* Written task *
Copy out the data below as written; omit any images.

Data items
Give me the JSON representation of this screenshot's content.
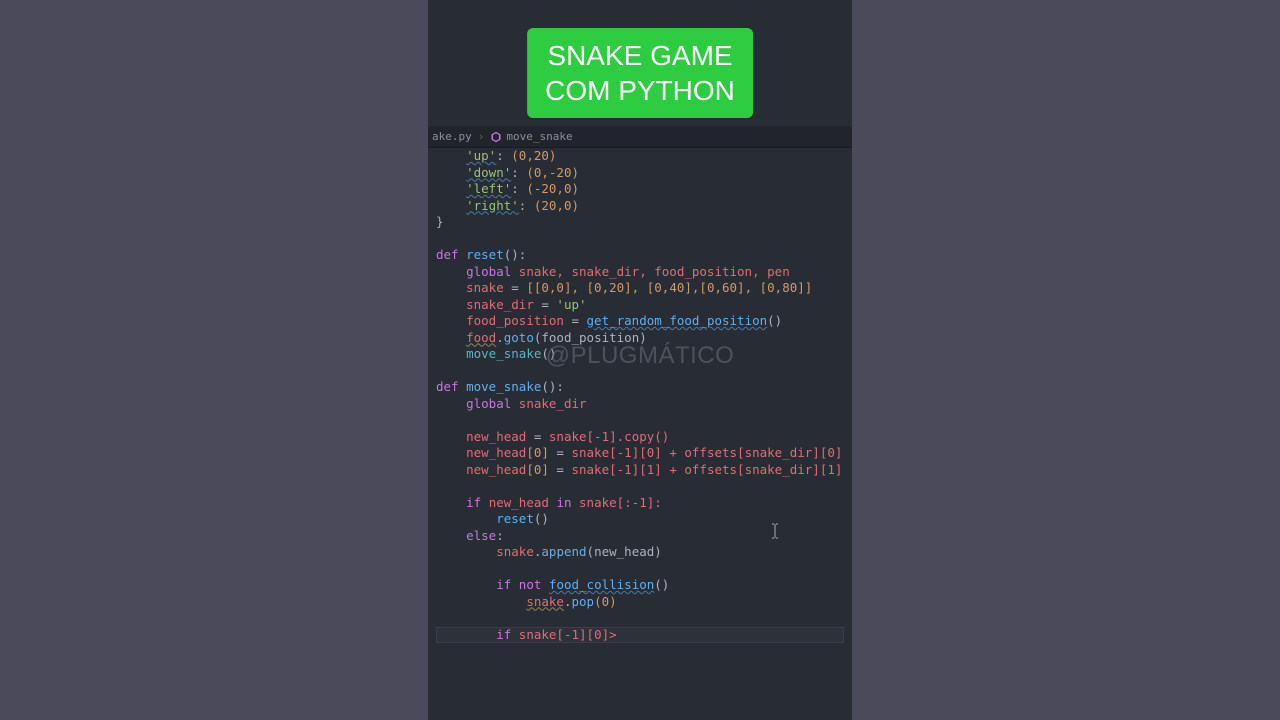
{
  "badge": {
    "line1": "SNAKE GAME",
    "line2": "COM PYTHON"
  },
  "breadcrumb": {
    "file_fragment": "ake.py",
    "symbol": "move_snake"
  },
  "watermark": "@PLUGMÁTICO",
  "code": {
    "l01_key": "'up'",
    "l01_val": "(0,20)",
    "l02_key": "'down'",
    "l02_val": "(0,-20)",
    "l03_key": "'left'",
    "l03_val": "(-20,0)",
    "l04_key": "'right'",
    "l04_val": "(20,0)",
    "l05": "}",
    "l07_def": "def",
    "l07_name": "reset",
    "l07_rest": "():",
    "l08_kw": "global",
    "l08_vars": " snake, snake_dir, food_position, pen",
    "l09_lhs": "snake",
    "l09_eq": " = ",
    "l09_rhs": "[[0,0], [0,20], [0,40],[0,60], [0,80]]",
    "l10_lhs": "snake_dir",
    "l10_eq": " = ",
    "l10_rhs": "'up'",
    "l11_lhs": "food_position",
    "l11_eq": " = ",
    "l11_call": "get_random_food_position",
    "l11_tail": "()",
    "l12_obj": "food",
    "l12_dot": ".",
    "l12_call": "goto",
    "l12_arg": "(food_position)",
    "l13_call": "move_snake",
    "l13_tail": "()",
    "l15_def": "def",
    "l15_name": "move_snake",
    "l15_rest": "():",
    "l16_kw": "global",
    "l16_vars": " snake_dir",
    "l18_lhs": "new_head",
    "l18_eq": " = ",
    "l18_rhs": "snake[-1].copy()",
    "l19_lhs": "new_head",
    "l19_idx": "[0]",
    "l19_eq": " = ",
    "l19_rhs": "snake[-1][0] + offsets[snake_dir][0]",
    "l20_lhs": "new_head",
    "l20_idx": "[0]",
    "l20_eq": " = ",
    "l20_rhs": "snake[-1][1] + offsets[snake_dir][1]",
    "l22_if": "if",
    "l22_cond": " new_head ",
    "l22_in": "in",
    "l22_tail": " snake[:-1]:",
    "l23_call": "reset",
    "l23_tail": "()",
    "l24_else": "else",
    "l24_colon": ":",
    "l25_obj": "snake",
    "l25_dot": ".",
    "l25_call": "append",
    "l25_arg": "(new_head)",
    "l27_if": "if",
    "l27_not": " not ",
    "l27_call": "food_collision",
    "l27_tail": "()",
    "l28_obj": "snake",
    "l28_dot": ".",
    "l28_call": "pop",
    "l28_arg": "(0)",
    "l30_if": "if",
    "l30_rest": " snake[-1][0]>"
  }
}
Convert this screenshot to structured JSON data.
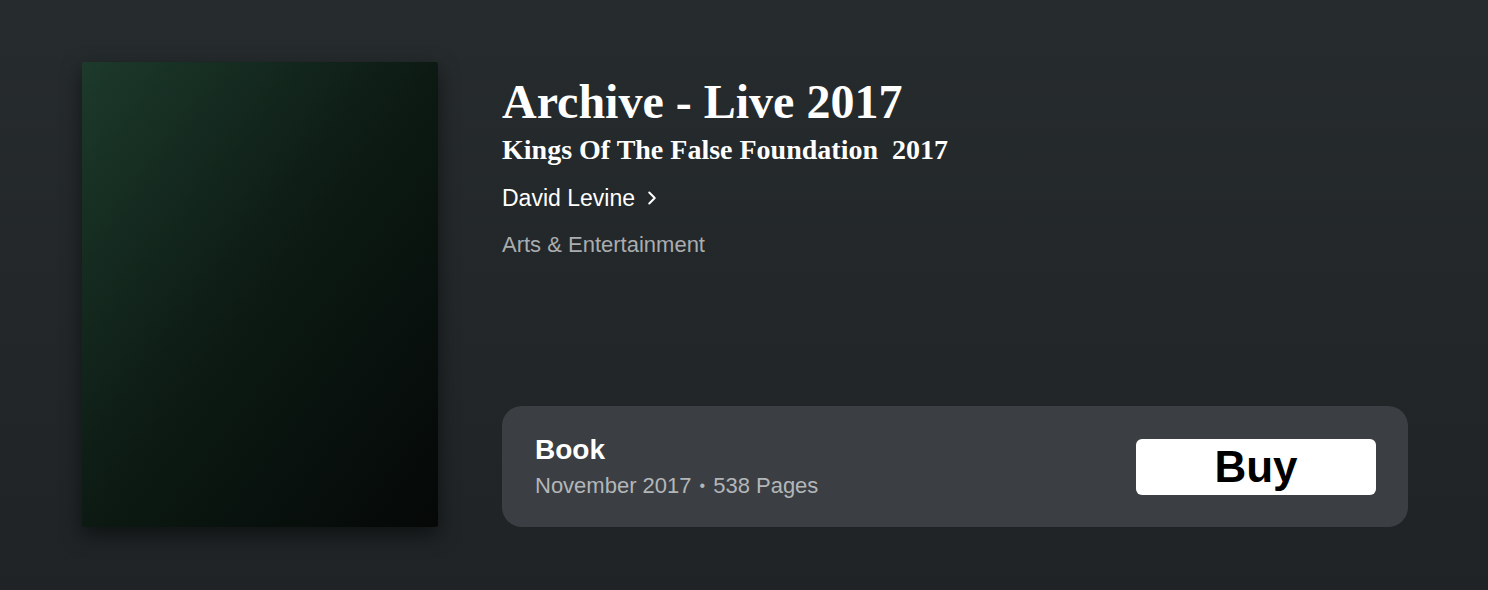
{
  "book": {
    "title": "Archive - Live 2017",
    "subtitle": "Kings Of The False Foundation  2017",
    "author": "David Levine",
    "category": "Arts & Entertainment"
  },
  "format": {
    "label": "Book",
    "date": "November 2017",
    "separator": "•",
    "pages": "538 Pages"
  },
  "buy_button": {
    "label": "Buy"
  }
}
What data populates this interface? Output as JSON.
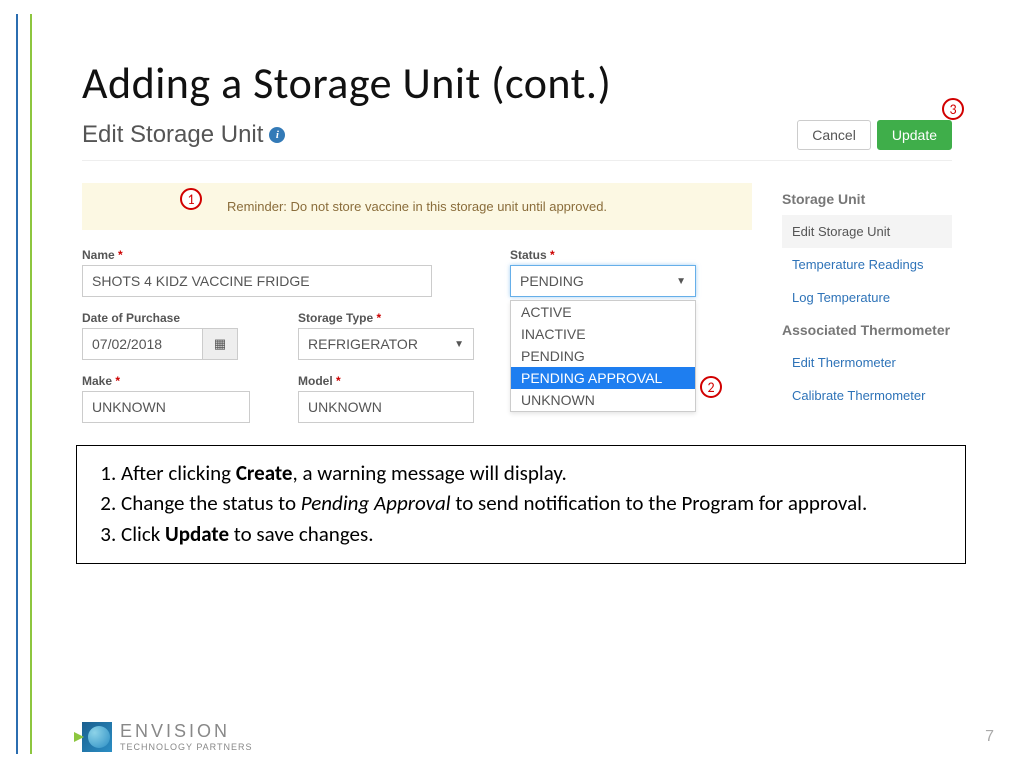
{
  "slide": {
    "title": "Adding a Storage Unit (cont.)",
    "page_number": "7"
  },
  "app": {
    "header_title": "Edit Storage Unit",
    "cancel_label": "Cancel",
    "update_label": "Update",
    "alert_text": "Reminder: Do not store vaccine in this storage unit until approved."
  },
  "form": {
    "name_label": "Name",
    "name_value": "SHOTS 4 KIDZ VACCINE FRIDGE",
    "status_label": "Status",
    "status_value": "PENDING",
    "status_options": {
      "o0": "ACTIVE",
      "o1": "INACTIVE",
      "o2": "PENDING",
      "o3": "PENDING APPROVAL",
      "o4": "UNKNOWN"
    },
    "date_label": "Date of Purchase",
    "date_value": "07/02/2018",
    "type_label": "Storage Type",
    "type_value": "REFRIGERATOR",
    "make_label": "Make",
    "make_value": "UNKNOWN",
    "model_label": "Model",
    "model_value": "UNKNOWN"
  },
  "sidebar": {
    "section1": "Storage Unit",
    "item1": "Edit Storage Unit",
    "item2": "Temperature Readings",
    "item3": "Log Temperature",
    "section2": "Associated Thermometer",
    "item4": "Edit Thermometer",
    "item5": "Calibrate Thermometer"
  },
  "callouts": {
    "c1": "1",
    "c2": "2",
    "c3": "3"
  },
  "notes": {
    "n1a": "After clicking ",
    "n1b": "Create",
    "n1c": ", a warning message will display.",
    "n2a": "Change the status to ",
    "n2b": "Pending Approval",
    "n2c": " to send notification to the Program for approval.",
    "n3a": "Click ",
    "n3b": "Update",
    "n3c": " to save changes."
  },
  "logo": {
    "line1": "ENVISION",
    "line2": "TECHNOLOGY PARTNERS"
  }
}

* Response below *
Give me the JSON representation of this screenshot's content.
{
  "badge": {
    "line1": "SNAKE GAME",
    "line2": "COM PYTHON"
  },
  "breadcrumb": {
    "file_fragment": "ake.py",
    "symbol": "move_snake"
  },
  "watermark": "@PLUGMÁTICO",
  "code": {
    "l01_key": "'up'",
    "l01_val": "(0,20)",
    "l02_key": "'down'",
    "l02_val": "(0,-20)",
    "l03_key": "'left'",
    "l03_val": "(-20,0)",
    "l04_key": "'right'",
    "l04_val": "(20,0)",
    "l05": "}",
    "l07_def": "def",
    "l07_name": "reset",
    "l07_rest": "():",
    "l08_kw": "global",
    "l08_vars": " snake, snake_dir, food_position, pen",
    "l09_lhs": "snake",
    "l09_eq": " = ",
    "l09_rhs": "[[0,0], [0,20], [0,40],[0,60], [0,80]]",
    "l10_lhs": "snake_dir",
    "l10_eq": " = ",
    "l10_rhs": "'up'",
    "l11_lhs": "food_position",
    "l11_eq": " = ",
    "l11_call": "get_random_food_position",
    "l11_tail": "()",
    "l12_obj": "food",
    "l12_dot": ".",
    "l12_call": "goto",
    "l12_arg": "(food_position)",
    "l13_call": "move_snake",
    "l13_tail": "()",
    "l15_def": "def",
    "l15_name": "move_snake",
    "l15_rest": "():",
    "l16_kw": "global",
    "l16_vars": " snake_dir",
    "l18_lhs": "new_head",
    "l18_eq": " = ",
    "l18_rhs": "snake[-1].copy()",
    "l19_lhs": "new_head",
    "l19_idx": "[0]",
    "l19_eq": " = ",
    "l19_rhs": "snake[-1][0] + offsets[snake_dir][0]",
    "l20_lhs": "new_head",
    "l20_idx": "[0]",
    "l20_eq": " = ",
    "l20_rhs": "snake[-1][1] + offsets[snake_dir][1]",
    "l22_if": "if",
    "l22_cond": " new_head ",
    "l22_in": "in",
    "l22_tail": " snake[:-1]:",
    "l23_call": "reset",
    "l23_tail": "()",
    "l24_else": "else",
    "l24_colon": ":",
    "l25_obj": "snake",
    "l25_dot": ".",
    "l25_call": "append",
    "l25_arg": "(new_head)",
    "l27_if": "if",
    "l27_not": " not ",
    "l27_call": "food_collision",
    "l27_tail": "()",
    "l28_obj": "snake",
    "l28_dot": ".",
    "l28_call": "pop",
    "l28_arg": "(0)",
    "l30_if": "if",
    "l30_rest": " snake[-1][0]>"
  }
}
Convert this screenshot to structured JSON data.
{
  "book": {
    "title": "Archive - Live 2017",
    "subtitle": "Kings Of The False Foundation  2017",
    "author": "David Levine",
    "category": "Arts & Entertainment"
  },
  "format": {
    "label": "Book",
    "date": "November 2017",
    "separator": "•",
    "pages": "538 Pages"
  },
  "buy_button": {
    "label": "Buy"
  }
}
What data populates this interface? Output as JSON.
{
  "slide": {
    "title": "Adding a Storage Unit (cont.)",
    "page_number": "7"
  },
  "app": {
    "header_title": "Edit Storage Unit",
    "cancel_label": "Cancel",
    "update_label": "Update",
    "alert_text": "Reminder: Do not store vaccine in this storage unit until approved."
  },
  "form": {
    "name_label": "Name",
    "name_value": "SHOTS 4 KIDZ VACCINE FRIDGE",
    "status_label": "Status",
    "status_value": "PENDING",
    "status_options": {
      "o0": "ACTIVE",
      "o1": "INACTIVE",
      "o2": "PENDING",
      "o3": "PENDING APPROVAL",
      "o4": "UNKNOWN"
    },
    "date_label": "Date of Purchase",
    "date_value": "07/02/2018",
    "type_label": "Storage Type",
    "type_value": "REFRIGERATOR",
    "make_label": "Make",
    "make_value": "UNKNOWN",
    "model_label": "Model",
    "model_value": "UNKNOWN"
  },
  "sidebar": {
    "section1": "Storage Unit",
    "item1": "Edit Storage Unit",
    "item2": "Temperature Readings",
    "item3": "Log Temperature",
    "section2": "Associated Thermometer",
    "item4": "Edit Thermometer",
    "item5": "Calibrate Thermometer"
  },
  "callouts": {
    "c1": "1",
    "c2": "2",
    "c3": "3"
  },
  "notes": {
    "n1a": "After clicking ",
    "n1b": "Create",
    "n1c": ", a warning message will display.",
    "n2a": "Change the status to ",
    "n2b": "Pending Approval",
    "n2c": " to send notification to the Program for approval.",
    "n3a": "Click ",
    "n3b": "Update",
    "n3c": " to save changes."
  },
  "logo": {
    "line1": "ENVISION",
    "line2": "TECHNOLOGY PARTNERS"
  }
}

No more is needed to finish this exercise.